___ Material provided
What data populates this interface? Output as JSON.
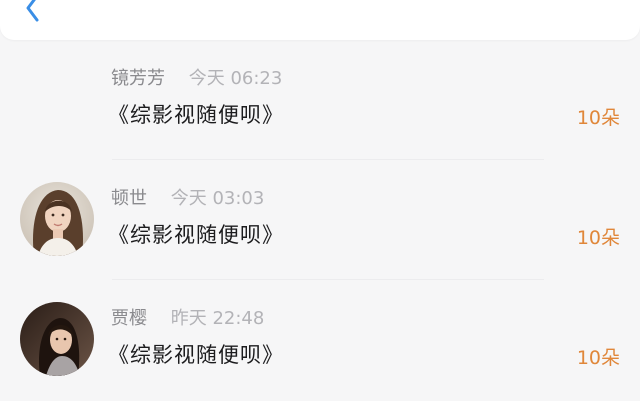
{
  "header": {
    "back_icon": "chevron-left-icon",
    "accent_color": "#3a8ee6"
  },
  "records": [
    {
      "name": "镜芳芳",
      "time": "今天 06:23",
      "title": "《综影视随便呗》",
      "count": "10朵",
      "has_avatar": false
    },
    {
      "name": "顿世",
      "time": "今天 03:03",
      "title": "《综影视随便呗》",
      "count": "10朵",
      "has_avatar": true
    },
    {
      "name": "贾樱",
      "time": "昨天 22:48",
      "title": "《综影视随便呗》",
      "count": "10朵",
      "has_avatar": true
    }
  ],
  "colors": {
    "count": "#e0873a",
    "name": "#8a8a8e",
    "time": "#b3b3b7",
    "title": "#1c1c1e"
  }
}
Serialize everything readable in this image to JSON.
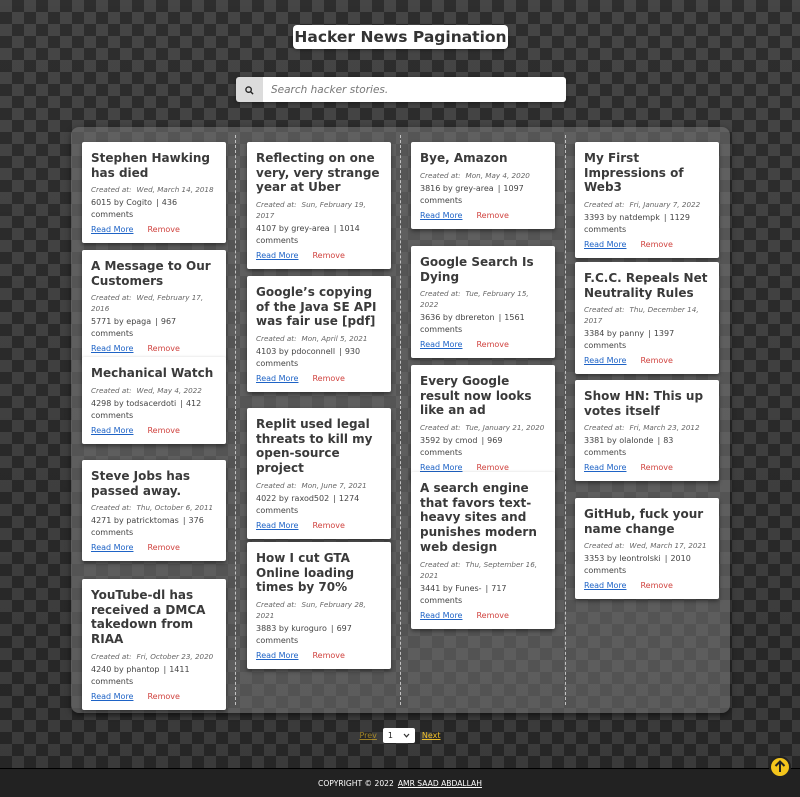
{
  "header": {
    "title": "Hacker News Pagination"
  },
  "search": {
    "placeholder": "Search hacker stories.",
    "icon": "search-icon"
  },
  "labels": {
    "created_at": "Created at:",
    "by": "by",
    "comments": "comments",
    "read_more": "Read More",
    "remove": "Remove"
  },
  "columns": [
    [
      {
        "title": "Stephen Hawking has died",
        "date": "Wed, March 14, 2018",
        "points": "6015",
        "author": "Cogito",
        "comments": "436"
      },
      {
        "title": "A Message to Our Customers",
        "date": "Wed, February 17, 2016",
        "points": "5771",
        "author": "epaga",
        "comments": "967"
      },
      {
        "title": "Mechanical Watch",
        "date": "Wed, May 4, 2022",
        "points": "4298",
        "author": "todsacerdoti",
        "comments": "412"
      },
      {
        "title": "Steve Jobs has passed away.",
        "date": "Thu, October 6, 2011",
        "points": "4271",
        "author": "patricktomas",
        "comments": "376"
      },
      {
        "title": "YouTube-dl has received a DMCA takedown from RIAA",
        "date": "Fri, October 23, 2020",
        "points": "4240",
        "author": "phantop",
        "comments": "1411"
      }
    ],
    [
      {
        "title": "Reflecting on one very, very strange year at Uber",
        "date": "Sun, February 19, 2017",
        "points": "4107",
        "author": "grey-area",
        "comments": "1014"
      },
      {
        "title": "Google’s copying of the Java SE API was fair use [pdf]",
        "date": "Mon, April 5, 2021",
        "points": "4103",
        "author": "pdoconnell",
        "comments": "930"
      },
      {
        "title": "Replit used legal threats to kill my open-source project",
        "date": "Mon, June 7, 2021",
        "points": "4022",
        "author": "raxod502",
        "comments": "1274"
      },
      {
        "title": "How I cut GTA Online loading times by 70%",
        "date": "Sun, February 28, 2021",
        "points": "3883",
        "author": "kuroguro",
        "comments": "697"
      }
    ],
    [
      {
        "title": "Bye, Amazon",
        "date": "Mon, May 4, 2020",
        "points": "3816",
        "author": "grey-area",
        "comments": "1097"
      },
      {
        "title": "Google Search Is Dying",
        "date": "Tue, February 15, 2022",
        "points": "3636",
        "author": "dbrereton",
        "comments": "1561"
      },
      {
        "title": "Every Google result now looks like an ad",
        "date": "Tue, January 21, 2020",
        "points": "3592",
        "author": "cmod",
        "comments": "969"
      },
      {
        "title": "A search engine that favors text-heavy sites and punishes modern web design",
        "date": "Thu, September 16, 2021",
        "points": "3441",
        "author": "Funes-",
        "comments": "717"
      }
    ],
    [
      {
        "title": "My First Impressions of Web3",
        "date": "Fri, January 7, 2022",
        "points": "3393",
        "author": "natdempk",
        "comments": "1129"
      },
      {
        "title": "F.C.C. Repeals Net Neutrality Rules",
        "date": "Thu, December 14, 2017",
        "points": "3384",
        "author": "panny",
        "comments": "1397"
      },
      {
        "title": "Show HN: This up votes itself",
        "date": "Fri, March 23, 2012",
        "points": "3381",
        "author": "olalonde",
        "comments": "83"
      },
      {
        "title": "GitHub, fuck your name change",
        "date": "Wed, March 17, 2021",
        "points": "3353",
        "author": "leontrolski",
        "comments": "2010"
      }
    ]
  ],
  "pagination": {
    "prev": "Prev",
    "current": "1",
    "next": "Next"
  },
  "footer": {
    "copyright": "COPYRIGHT © 2022",
    "author": "AMR SAAD ABDALLAH"
  },
  "colors": {
    "accent": "#f3c51c",
    "link": "#1e63c6",
    "remove": "#d0433f"
  }
}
______
■ **Objective**
Leave out the pictures and copy the rest of the material above exactly.

■ **Task result**
What data populates this interface? Output as JSON.
{
  "header": {
    "back_icon": "chevron-left-icon",
    "accent_color": "#3a8ee6"
  },
  "records": [
    {
      "name": "镜芳芳",
      "time": "今天 06:23",
      "title": "《综影视随便呗》",
      "count": "10朵",
      "has_avatar": false
    },
    {
      "name": "顿世",
      "time": "今天 03:03",
      "title": "《综影视随便呗》",
      "count": "10朵",
      "has_avatar": true
    },
    {
      "name": "贾樱",
      "time": "昨天 22:48",
      "title": "《综影视随便呗》",
      "count": "10朵",
      "has_avatar": true
    }
  ],
  "colors": {
    "count": "#e0873a",
    "name": "#8a8a8e",
    "time": "#b3b3b7",
    "title": "#1c1c1e"
  }
}
Serialize everything readable in this image to JSON.
{
  "header": {
    "title": "Hacker News Pagination"
  },
  "search": {
    "placeholder": "Search hacker stories.",
    "icon": "search-icon"
  },
  "labels": {
    "created_at": "Created at:",
    "by": "by",
    "comments": "comments",
    "read_more": "Read More",
    "remove": "Remove"
  },
  "columns": [
    [
      {
        "title": "Stephen Hawking has died",
        "date": "Wed, March 14, 2018",
        "points": "6015",
        "author": "Cogito",
        "comments": "436"
      },
      {
        "title": "A Message to Our Customers",
        "date": "Wed, February 17, 2016",
        "points": "5771",
        "author": "epaga",
        "comments": "967"
      },
      {
        "title": "Mechanical Watch",
        "date": "Wed, May 4, 2022",
        "points": "4298",
        "author": "todsacerdoti",
        "comments": "412"
      },
      {
        "title": "Steve Jobs has passed away.",
        "date": "Thu, October 6, 2011",
        "points": "4271",
        "author": "patricktomas",
        "comments": "376"
      },
      {
        "title": "YouTube-dl has received a DMCA takedown from RIAA",
        "date": "Fri, October 23, 2020",
        "points": "4240",
        "author": "phantop",
        "comments": "1411"
      }
    ],
    [
      {
        "title": "Reflecting on one very, very strange year at Uber",
        "date": "Sun, February 19, 2017",
        "points": "4107",
        "author": "grey-area",
        "comments": "1014"
      },
      {
        "title": "Google’s copying of the Java SE API was fair use [pdf]",
        "date": "Mon, April 5, 2021",
        "points": "4103",
        "author": "pdoconnell",
        "comments": "930"
      },
      {
        "title": "Replit used legal threats to kill my open-source project",
        "date": "Mon, June 7, 2021",
        "points": "4022",
        "author": "raxod502",
        "comments": "1274"
      },
      {
        "title": "How I cut GTA Online loading times by 70%",
        "date": "Sun, February 28, 2021",
        "points": "3883",
        "author": "kuroguro",
        "comments": "697"
      }
    ],
    [
      {
        "title": "Bye, Amazon",
        "date": "Mon, May 4, 2020",
        "points": "3816",
        "author": "grey-area",
        "comments": "1097"
      },
      {
        "title": "Google Search Is Dying",
        "date": "Tue, February 15, 2022",
        "points": "3636",
        "author": "dbrereton",
        "comments": "1561"
      },
      {
        "title": "Every Google result now looks like an ad",
        "date": "Tue, January 21, 2020",
        "points": "3592",
        "author": "cmod",
        "comments": "969"
      },
      {
        "title": "A search engine that favors text-heavy sites and punishes modern web design",
        "date": "Thu, September 16, 2021",
        "points": "3441",
        "author": "Funes-",
        "comments": "717"
      }
    ],
    [
      {
        "title": "My First Impressions of Web3",
        "date": "Fri, January 7, 2022",
        "points": "3393",
        "author": "natdempk",
        "comments": "1129"
      },
      {
        "title": "F.C.C. Repeals Net Neutrality Rules",
        "date": "Thu, December 14, 2017",
        "points": "3384",
        "author": "panny",
        "comments": "1397"
      },
      {
        "title": "Show HN: This up votes itself",
        "date": "Fri, March 23, 2012",
        "points": "3381",
        "author": "olalonde",
        "comments": "83"
      },
      {
        "title": "GitHub, fuck your name change",
        "date": "Wed, March 17, 2021",
        "points": "3353",
        "author": "leontrolski",
        "comments": "2010"
      }
    ]
  ],
  "pagination": {
    "prev": "Prev",
    "current": "1",
    "next": "Next"
  },
  "footer": {
    "copyright": "COPYRIGHT © 2022",
    "author": "AMR SAAD ABDALLAH"
  },
  "colors": {
    "accent": "#f3c51c",
    "link": "#1e63c6",
    "remove": "#d0433f"
  }
}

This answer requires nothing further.